## TASK DIRECTIONS:
Reproduce the data below in full and exclude every picture.

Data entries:
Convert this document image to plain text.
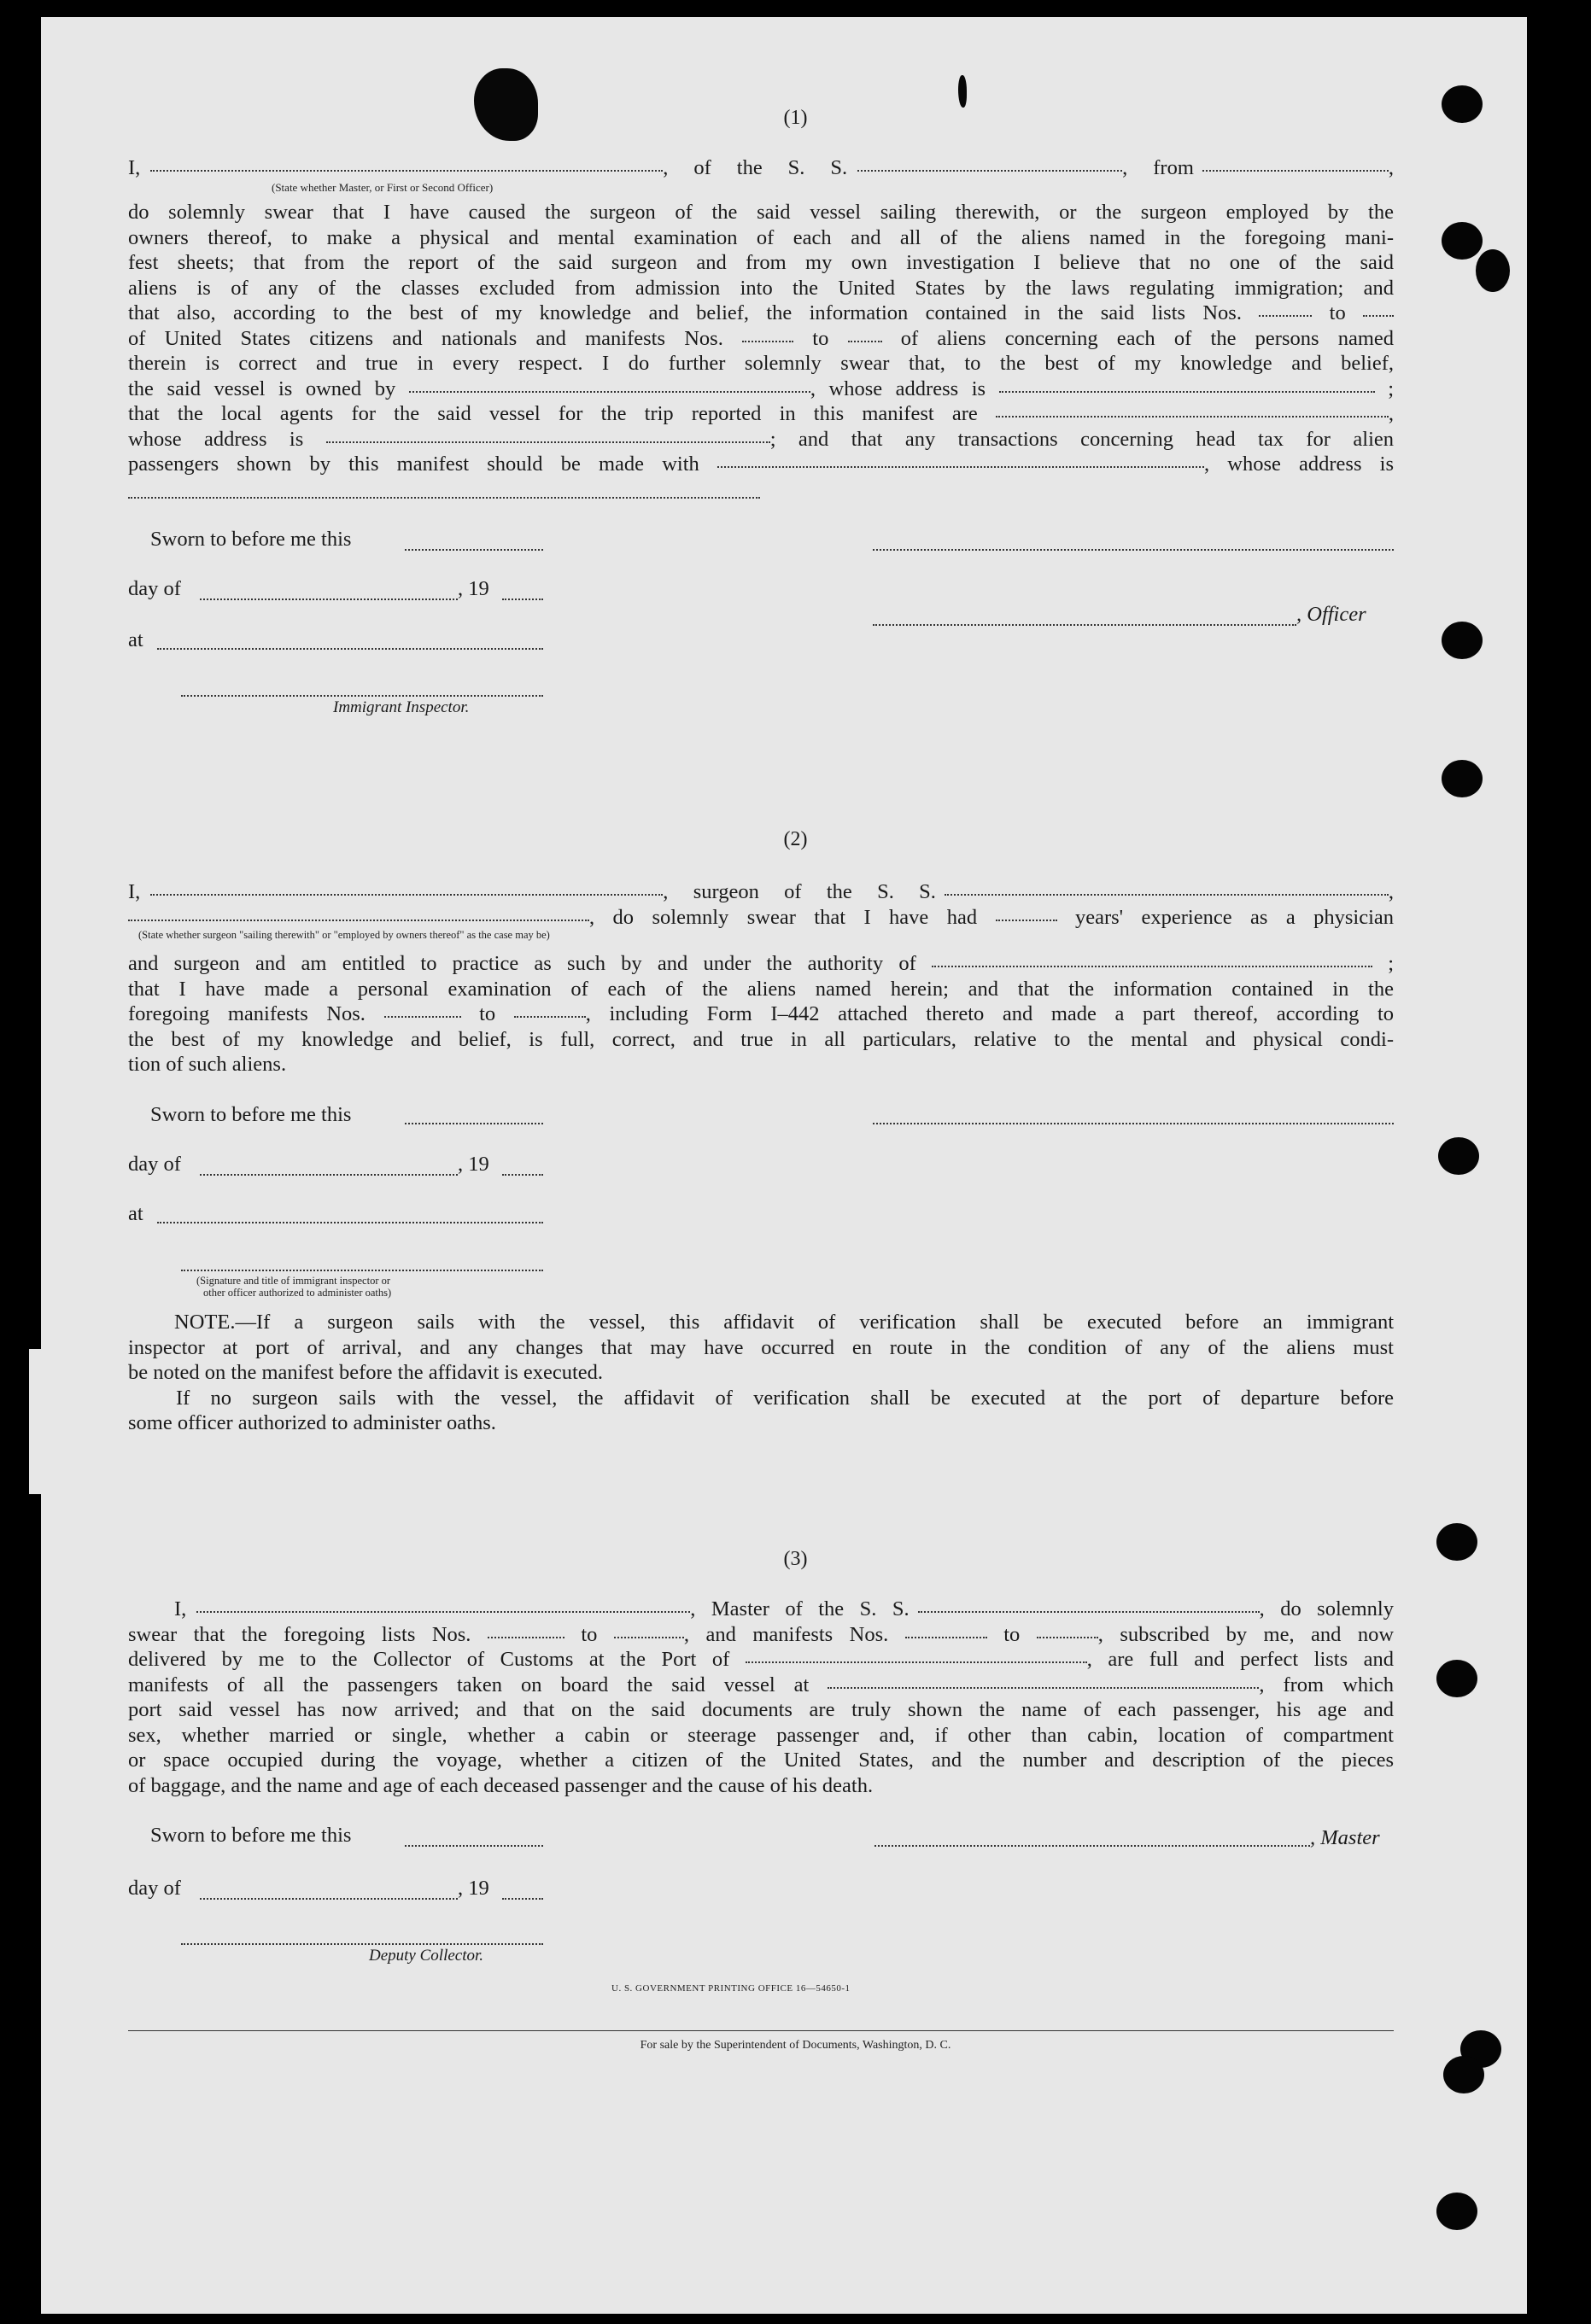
(1)
I,	, of the S. S.	, from	,
(State whether Master, or First or Second Officer)
do solemnly swear that I have caused the surgeon of the said vessel sailing therewith, or the surgeon employed by the
owners thereof, to make a physical and mental examination of each and all of the aliens named in the foregoing mani-
fest sheets; that from the report of the said surgeon and from my own investigation I believe that no one of the said
aliens is of any of the classes excluded from admission into the United States by the laws regulating immigration; and
that also, according to the best of my knowledge and belief, the information contained in the said lists Nos.	to
of United States citizens and nationals and manifests Nos.	to	of aliens concerning each of the persons named
therein is correct and true in every respect. I do further solemnly swear that, to the best of my knowledge and belief,
the said vessel is owned by	, whose address is	;
that the local agents for the said vessel for the trip reported in this manifest are	,
whose address is	; and that any transactions concerning head tax for alien
passengers shown by this manifest should be made with	, whose address is
Sworn to before me this
day of	, 19
, Officer
at
Immigrant Inspector.
(2)
I,	, surgeon of the S. S.	,
, do solemnly swear that I have had	years' experience as a physician
(State whether surgeon "sailing therewith" or "employed by owners thereof" as the case may be)
and surgeon and am entitled to practice as such by and under the authority of	;
that I have made a personal examination of each of the aliens named herein; and that the information contained in the
foregoing manifests Nos.	to	, including Form I–442 attached thereto and made a part thereof, according to
the best of my knowledge and belief, is full, correct, and true in all particulars, relative to the mental and physical condi-
tion of such aliens.
Sworn to before me this
day of	, 19
at
(Signature and title of immigrant inspector or
other officer authorized to administer oaths)
NOTE.—If a surgeon sails with the vessel, this affidavit of verification shall be executed before an immigrant
inspector at port of arrival, and any changes that may have occurred en route in the condition of any of the aliens must
be noted on the manifest before the affidavit is executed.
If no surgeon sails with the vessel, the affidavit of verification shall be executed at the port of departure before
some officer authorized to administer oaths.
(3)
I,	, Master of the S. S.	, do solemnly
swear that the foregoing lists Nos.	to	, and manifests Nos.	to	, subscribed by me, and now
delivered by me to the Collector of Customs at the Port of	, are full and perfect lists and
manifests of all the passengers taken on board the said vessel at	, from which
port said vessel has now arrived; and that on the said documents are truly shown the name of each passenger, his age and
sex, whether married or single, whether a cabin or steerage passenger and, if other than cabin, location of compartment
or space occupied during the voyage, whether a citizen of the United States, and the number and description of the pieces
of baggage, and the name and age of each deceased passenger and the cause of his death.
Sworn to before me this	, Master
day of	, 19
Deputy Collector.
U. S. GOVERNMENT PRINTING OFFICE 16—54650-1
For sale by the Superintendent of Documents, Washington, D. C.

## ANSWER FOR THE TASK:
Convert this document image to plain text.
(1)
I,	, of the S. S.	, from	,
(State whether Master, or First or Second Officer)
do solemnly swear that I have caused the surgeon of the said vessel sailing therewith, or the surgeon employed by the
owners thereof, to make a physical and mental examination of each and all of the aliens named in the foregoing mani-
fest sheets; that from the report of the said surgeon and from my own investigation I believe that no one of the said
aliens is of any of the classes excluded from admission into the United States by the laws regulating immigration; and
that also, according to the best of my knowledge and belief, the information contained in the said lists Nos.	to
of United States citizens and nationals and manifests Nos.	to	of aliens concerning each of the persons named
therein is correct and true in every respect. I do further solemnly swear that, to the best of my knowledge and belief,
the said vessel is owned by	, whose address is	;
that the local agents for the said vessel for the trip reported in this manifest are	,
whose address is	; and that any transactions concerning head tax for alien
passengers shown by this manifest should be made with	, whose address is
Sworn to before me this
day of	, 19
, Officer
at
Immigrant Inspector.
(2)
I,	, surgeon of the S. S.	,
, do solemnly swear that I have had	years' experience as a physician
(State whether surgeon "sailing therewith" or "employed by owners thereof" as the case may be)
and surgeon and am entitled to practice as such by and under the authority of	;
that I have made a personal examination of each of the aliens named herein; and that the information contained in the
foregoing manifests Nos.	to	, including Form I–442 attached thereto and made a part thereof, according to
the best of my knowledge and belief, is full, correct, and true in all particulars, relative to the mental and physical condi-
tion of such aliens.
Sworn to before me this
day of	, 19
at
(Signature and title of immigrant inspector or
other officer authorized to administer oaths)
NOTE.—If a surgeon sails with the vessel, this affidavit of verification shall be executed before an immigrant
inspector at port of arrival, and any changes that may have occurred en route in the condition of any of the aliens must
be noted on the manifest before the affidavit is executed.
If no surgeon sails with the vessel, the affidavit of verification shall be executed at the port of departure before
some officer authorized to administer oaths.
(3)
I,	, Master of the S. S.	, do solemnly
swear that the foregoing lists Nos.	to	, and manifests Nos.	to	, subscribed by me, and now
delivered by me to the Collector of Customs at the Port of	, are full and perfect lists and
manifests of all the passengers taken on board the said vessel at	, from which
port said vessel has now arrived; and that on the said documents are truly shown the name of each passenger, his age and
sex, whether married or single, whether a cabin or steerage passenger and, if other than cabin, location of compartment
or space occupied during the voyage, whether a citizen of the United States, and the number and description of the pieces
of baggage, and the name and age of each deceased passenger and the cause of his death.
Sworn to before me this	, Master
day of	, 19
Deputy Collector.
U. S. GOVERNMENT PRINTING OFFICE 16—54650-1
For sale by the Superintendent of Documents, Washington, D. C.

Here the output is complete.